WHAT NEEDS TO BE DONE |
Set out every line of the records below as a numbered list, leaving out any blank lines.

INPUT |
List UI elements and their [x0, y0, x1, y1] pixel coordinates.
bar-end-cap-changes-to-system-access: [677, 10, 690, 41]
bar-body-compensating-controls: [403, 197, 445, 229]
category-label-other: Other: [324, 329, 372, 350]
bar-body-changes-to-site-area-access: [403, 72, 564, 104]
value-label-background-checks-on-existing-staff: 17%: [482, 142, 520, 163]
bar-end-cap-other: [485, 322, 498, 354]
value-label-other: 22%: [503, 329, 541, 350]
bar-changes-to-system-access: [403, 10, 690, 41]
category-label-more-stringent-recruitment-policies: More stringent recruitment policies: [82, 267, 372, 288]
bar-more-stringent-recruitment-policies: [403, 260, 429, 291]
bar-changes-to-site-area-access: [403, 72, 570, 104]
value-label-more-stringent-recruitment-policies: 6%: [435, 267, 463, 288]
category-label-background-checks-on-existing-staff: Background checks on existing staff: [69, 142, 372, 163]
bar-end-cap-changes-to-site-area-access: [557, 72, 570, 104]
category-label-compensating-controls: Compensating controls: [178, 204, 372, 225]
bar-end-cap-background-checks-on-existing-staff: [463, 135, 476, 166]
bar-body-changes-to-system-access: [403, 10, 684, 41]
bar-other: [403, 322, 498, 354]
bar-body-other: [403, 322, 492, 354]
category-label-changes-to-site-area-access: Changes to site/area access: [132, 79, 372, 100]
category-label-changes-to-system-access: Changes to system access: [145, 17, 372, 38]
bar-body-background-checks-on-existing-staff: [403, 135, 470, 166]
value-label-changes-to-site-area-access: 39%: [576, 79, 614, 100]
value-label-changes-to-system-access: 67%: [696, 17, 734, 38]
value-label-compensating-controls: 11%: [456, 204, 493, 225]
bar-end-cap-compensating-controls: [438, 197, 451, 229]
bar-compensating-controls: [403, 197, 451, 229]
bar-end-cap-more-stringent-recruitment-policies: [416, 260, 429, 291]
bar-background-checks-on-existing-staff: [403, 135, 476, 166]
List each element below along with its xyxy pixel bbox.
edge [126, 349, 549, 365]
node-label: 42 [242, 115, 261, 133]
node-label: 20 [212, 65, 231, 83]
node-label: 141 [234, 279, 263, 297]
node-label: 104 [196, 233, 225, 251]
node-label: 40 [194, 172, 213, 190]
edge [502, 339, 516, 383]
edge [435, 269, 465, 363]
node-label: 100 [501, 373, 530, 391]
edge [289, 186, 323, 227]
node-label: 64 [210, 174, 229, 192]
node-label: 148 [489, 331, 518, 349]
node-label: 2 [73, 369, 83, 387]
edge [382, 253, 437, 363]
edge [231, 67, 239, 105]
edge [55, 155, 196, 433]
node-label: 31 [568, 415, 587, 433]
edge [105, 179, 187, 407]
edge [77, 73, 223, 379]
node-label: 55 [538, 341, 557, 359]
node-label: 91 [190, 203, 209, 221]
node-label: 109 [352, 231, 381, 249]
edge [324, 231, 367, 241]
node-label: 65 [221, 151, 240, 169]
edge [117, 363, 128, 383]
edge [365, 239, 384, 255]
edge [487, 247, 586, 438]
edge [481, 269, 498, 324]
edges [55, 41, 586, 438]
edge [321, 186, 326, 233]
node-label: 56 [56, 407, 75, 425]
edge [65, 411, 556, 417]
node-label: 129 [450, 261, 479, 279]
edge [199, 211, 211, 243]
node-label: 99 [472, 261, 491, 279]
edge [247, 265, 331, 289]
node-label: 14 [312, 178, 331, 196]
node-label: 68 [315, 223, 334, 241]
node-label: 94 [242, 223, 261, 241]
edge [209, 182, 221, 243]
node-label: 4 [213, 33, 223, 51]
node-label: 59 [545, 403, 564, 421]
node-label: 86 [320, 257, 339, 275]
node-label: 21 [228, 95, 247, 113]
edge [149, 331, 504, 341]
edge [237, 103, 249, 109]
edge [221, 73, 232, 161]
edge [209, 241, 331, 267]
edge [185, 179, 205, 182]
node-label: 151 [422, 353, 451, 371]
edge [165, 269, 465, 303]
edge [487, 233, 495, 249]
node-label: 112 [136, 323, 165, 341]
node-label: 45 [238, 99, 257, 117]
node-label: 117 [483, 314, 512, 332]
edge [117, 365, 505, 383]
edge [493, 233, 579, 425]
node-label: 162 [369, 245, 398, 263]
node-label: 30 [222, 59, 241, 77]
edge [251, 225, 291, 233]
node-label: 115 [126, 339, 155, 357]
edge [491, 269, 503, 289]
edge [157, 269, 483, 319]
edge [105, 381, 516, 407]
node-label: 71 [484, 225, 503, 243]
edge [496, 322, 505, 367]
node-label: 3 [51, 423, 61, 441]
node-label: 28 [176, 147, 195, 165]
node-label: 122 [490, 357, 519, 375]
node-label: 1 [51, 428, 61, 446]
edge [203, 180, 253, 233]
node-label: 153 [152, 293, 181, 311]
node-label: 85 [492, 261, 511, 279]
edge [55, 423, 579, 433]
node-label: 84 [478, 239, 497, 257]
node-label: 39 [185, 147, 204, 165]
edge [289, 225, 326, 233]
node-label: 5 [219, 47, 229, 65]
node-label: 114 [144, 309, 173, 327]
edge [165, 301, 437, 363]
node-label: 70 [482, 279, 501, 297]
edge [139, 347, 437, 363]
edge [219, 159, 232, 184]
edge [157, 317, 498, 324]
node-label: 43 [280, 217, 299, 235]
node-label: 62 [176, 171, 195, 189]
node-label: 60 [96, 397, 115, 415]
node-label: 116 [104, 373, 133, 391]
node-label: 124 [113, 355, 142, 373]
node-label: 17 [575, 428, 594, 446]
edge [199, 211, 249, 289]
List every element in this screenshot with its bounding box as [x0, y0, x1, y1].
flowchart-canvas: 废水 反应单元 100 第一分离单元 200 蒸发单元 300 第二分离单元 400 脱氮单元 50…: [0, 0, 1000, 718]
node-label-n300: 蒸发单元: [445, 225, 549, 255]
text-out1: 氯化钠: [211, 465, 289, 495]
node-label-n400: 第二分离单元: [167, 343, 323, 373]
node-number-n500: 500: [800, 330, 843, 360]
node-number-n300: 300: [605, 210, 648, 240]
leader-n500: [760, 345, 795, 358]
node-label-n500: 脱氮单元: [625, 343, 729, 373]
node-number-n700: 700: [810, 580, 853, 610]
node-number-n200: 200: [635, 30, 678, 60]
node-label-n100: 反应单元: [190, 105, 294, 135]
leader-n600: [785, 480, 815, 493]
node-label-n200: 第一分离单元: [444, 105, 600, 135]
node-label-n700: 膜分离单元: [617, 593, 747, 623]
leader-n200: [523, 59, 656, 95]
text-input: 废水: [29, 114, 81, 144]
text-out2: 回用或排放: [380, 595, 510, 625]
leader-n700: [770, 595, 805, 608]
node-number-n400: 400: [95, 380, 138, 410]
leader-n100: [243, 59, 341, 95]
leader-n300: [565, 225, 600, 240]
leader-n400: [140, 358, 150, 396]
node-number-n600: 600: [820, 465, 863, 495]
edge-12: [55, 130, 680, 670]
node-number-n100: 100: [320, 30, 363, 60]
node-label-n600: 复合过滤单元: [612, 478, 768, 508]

CORRECT RESPONSE |
1. List UI elements and their [x0, y0, x1, y1] pixel coordinates.
2. bar-end-cap-changes-to-system-access: [677, 10, 690, 41]
3. bar-body-compensating-controls: [403, 197, 445, 229]
4. category-label-other: Other: [324, 329, 372, 350]
5. bar-body-changes-to-site-area-access: [403, 72, 564, 104]
6. value-label-background-checks-on-existing-staff: 17%: [482, 142, 520, 163]
7. bar-end-cap-other: [485, 322, 498, 354]
8. value-label-other: 22%: [503, 329, 541, 350]
9. bar-changes-to-system-access: [403, 10, 690, 41]
10. category-label-more-stringent-recruitment-policies: More stringent recruitment policies: [82, 267, 372, 288]
11. bar-more-stringent-recruitment-policies: [403, 260, 429, 291]
12. bar-changes-to-site-area-access: [403, 72, 570, 104]
13. value-label-more-stringent-recruitment-policies: 6%: [435, 267, 463, 288]
14. category-label-background-checks-on-existing-staff: Background checks on existing staff: [69, 142, 372, 163]
15. bar-end-cap-changes-to-site-area-access: [557, 72, 570, 104]
16. category-label-compensating-controls: Compensating controls: [178, 204, 372, 225]
17. bar-end-cap-background-checks-on-existing-staff: [463, 135, 476, 166]
18. bar-body-changes-to-system-access: [403, 10, 684, 41]
19. bar-other: [403, 322, 498, 354]
20. bar-body-other: [403, 322, 492, 354]
21. category-label-changes-to-site-area-access: Changes to site/area access: [132, 79, 372, 100]
22. category-label-changes-to-system-access: Changes to system access: [145, 17, 372, 38]
23. bar-body-background-checks-on-existing-staff: [403, 135, 470, 166]
24. value-label-changes-to-site-area-access: 39%: [576, 79, 614, 100]
25. value-label-changes-to-system-access: 67%: [696, 17, 734, 38]
26. value-label-compensating-controls: 11%: [456, 204, 493, 225]
27. bar-end-cap-compensating-controls: [438, 197, 451, 229]
28. bar-compensating-controls: [403, 197, 451, 229]
29. bar-end-cap-more-stringent-recruitment-policies: [416, 260, 429, 291]
30. bar-background-checks-on-existing-staff: [403, 135, 476, 166]
31. List each element below along with its xyxy pixel bbox.
32. edge [126, 349, 549, 365]
33. node-label: 42 [242, 115, 261, 133]
34. node-label: 20 [212, 65, 231, 83]
35. node-label: 141 [234, 279, 263, 297]
36. node-label: 104 [196, 233, 225, 251]
37. node-label: 40 [194, 172, 213, 190]
38. edge [502, 339, 516, 383]
39. edge [435, 269, 465, 363]
40. node-label: 100 [501, 373, 530, 391]
41. edge [289, 186, 323, 227]
42. node-label: 64 [210, 174, 229, 192]
43. node-label: 148 [489, 331, 518, 349]
44. node-label: 2 [73, 369, 83, 387]
45. edge [382, 253, 437, 363]
46. edge [231, 67, 239, 105]
47. edge [55, 155, 196, 433]
48. node-label: 31 [568, 415, 587, 433]
49. edge [105, 179, 187, 407]
50. edge [77, 73, 223, 379]
51. node-label: 55 [538, 341, 557, 359]
52. node-label: 91 [190, 203, 209, 221]
53. node-label: 109 [352, 231, 381, 249]
54. edge [324, 231, 367, 241]
55. node-label: 65 [221, 151, 240, 169]
56. edge [117, 363, 128, 383]
57. edge [365, 239, 384, 255]
58. edge [487, 247, 586, 438]
59. edge [481, 269, 498, 324]
60. edges [55, 41, 586, 438]
61. edge [321, 186, 326, 233]
62. node-label: 56 [56, 407, 75, 425]
63. edge [65, 411, 556, 417]
64. node-label: 129 [450, 261, 479, 279]
65. edge [199, 211, 211, 243]
66. node-label: 99 [472, 261, 491, 279]
67. edge [247, 265, 331, 289]
68. node-label: 14 [312, 178, 331, 196]
69. node-label: 68 [315, 223, 334, 241]
70. node-label: 94 [242, 223, 261, 241]
71. edge [209, 182, 221, 243]
72. node-label: 4 [213, 33, 223, 51]
73. node-label: 59 [545, 403, 564, 421]
74. node-label: 86 [320, 257, 339, 275]
75. node-label: 21 [228, 95, 247, 113]
76. edge [149, 331, 504, 341]
77. edge [237, 103, 249, 109]
78. edge [221, 73, 232, 161]
79. edge [209, 241, 331, 267]
80. edge [185, 179, 205, 182]
81. node-label: 151 [422, 353, 451, 371]
82. edge [165, 269, 465, 303]
83. edge [487, 233, 495, 249]
84. node-label: 112 [136, 323, 165, 341]
85. node-label: 45 [238, 99, 257, 117]
86. node-label: 117 [483, 314, 512, 332]
87. edge [117, 365, 505, 383]
88. edge [493, 233, 579, 425]
89. node-label: 162 [369, 245, 398, 263]
90. node-label: 30 [222, 59, 241, 77]
91. edge [251, 225, 291, 233]
92. node-label: 115 [126, 339, 155, 357]
93. edge [491, 269, 503, 289]
94. edge [157, 269, 483, 319]
95. edge [105, 381, 516, 407]
96. node-label: 71 [484, 225, 503, 243]
97. edge [496, 322, 505, 367]
98. node-label: 3 [51, 423, 61, 441]
99. node-label: 28 [176, 147, 195, 165]
100. node-label: 122 [490, 357, 519, 375]
101. node-label: 1 [51, 428, 61, 446]
102. edge [203, 180, 253, 233]
103. node-label: 153 [152, 293, 181, 311]
104. node-label: 85 [492, 261, 511, 279]
105. edge [55, 423, 579, 433]
106. node-label: 84 [478, 239, 497, 257]
107. node-label: 39 [185, 147, 204, 165]
108. edge [289, 225, 326, 233]
109. node-label: 5 [219, 47, 229, 65]
110. node-label: 114 [144, 309, 173, 327]
111. edge [165, 301, 437, 363]
112. node-label: 70 [482, 279, 501, 297]
113. edge [139, 347, 437, 363]
114. edge [219, 159, 232, 184]
115. edge [157, 317, 498, 324]
116. node-label: 43 [280, 217, 299, 235]
117. node-label: 62 [176, 171, 195, 189]
118. node-label: 60 [96, 397, 115, 415]
119. node-label: 116 [104, 373, 133, 391]
120. node-label: 124 [113, 355, 142, 373]
121. node-label: 17 [575, 428, 594, 446]
122. edge [199, 211, 249, 289]
123. List every element in this screenshot with its bounding box as [x0, y0, x1, y1].
124. flowchart-canvas: 废水 反应单元 100 第一分离单元 200 蒸发单元 300 第二分离单元 400 脱氮单元 50…: [0, 0, 1000, 718]
125. node-label-n300: 蒸发单元: [445, 225, 549, 255]
126. text-out1: 氯化钠: [211, 465, 289, 495]
127. node-label-n400: 第二分离单元: [167, 343, 323, 373]
128. node-number-n500: 500: [800, 330, 843, 360]
129. node-number-n300: 300: [605, 210, 648, 240]
130. leader-n500: [760, 345, 795, 358]
131. node-label-n500: 脱氮单元: [625, 343, 729, 373]
132. node-number-n700: 700: [810, 580, 853, 610]
133. node-number-n200: 200: [635, 30, 678, 60]
134. node-label-n100: 反应单元: [190, 105, 294, 135]
135. leader-n600: [785, 480, 815, 493]
136. node-label-n200: 第一分离单元: [444, 105, 600, 135]
137. node-label-n700: 膜分离单元: [617, 593, 747, 623]
138. leader-n200: [523, 59, 656, 95]
139. text-input: 废水: [29, 114, 81, 144]
140. text-out2: 回用或排放: [380, 595, 510, 625]
141. leader-n700: [770, 595, 805, 608]
142. node-number-n400: 400: [95, 380, 138, 410]
143. leader-n100: [243, 59, 341, 95]
144. leader-n300: [565, 225, 600, 240]
145. leader-n400: [140, 358, 150, 396]
146. node-number-n600: 600: [820, 465, 863, 495]
147. edge-12: [55, 130, 680, 670]
148. node-number-n100: 100: [320, 30, 363, 60]
149. node-label-n600: 复合过滤单元: [612, 478, 768, 508]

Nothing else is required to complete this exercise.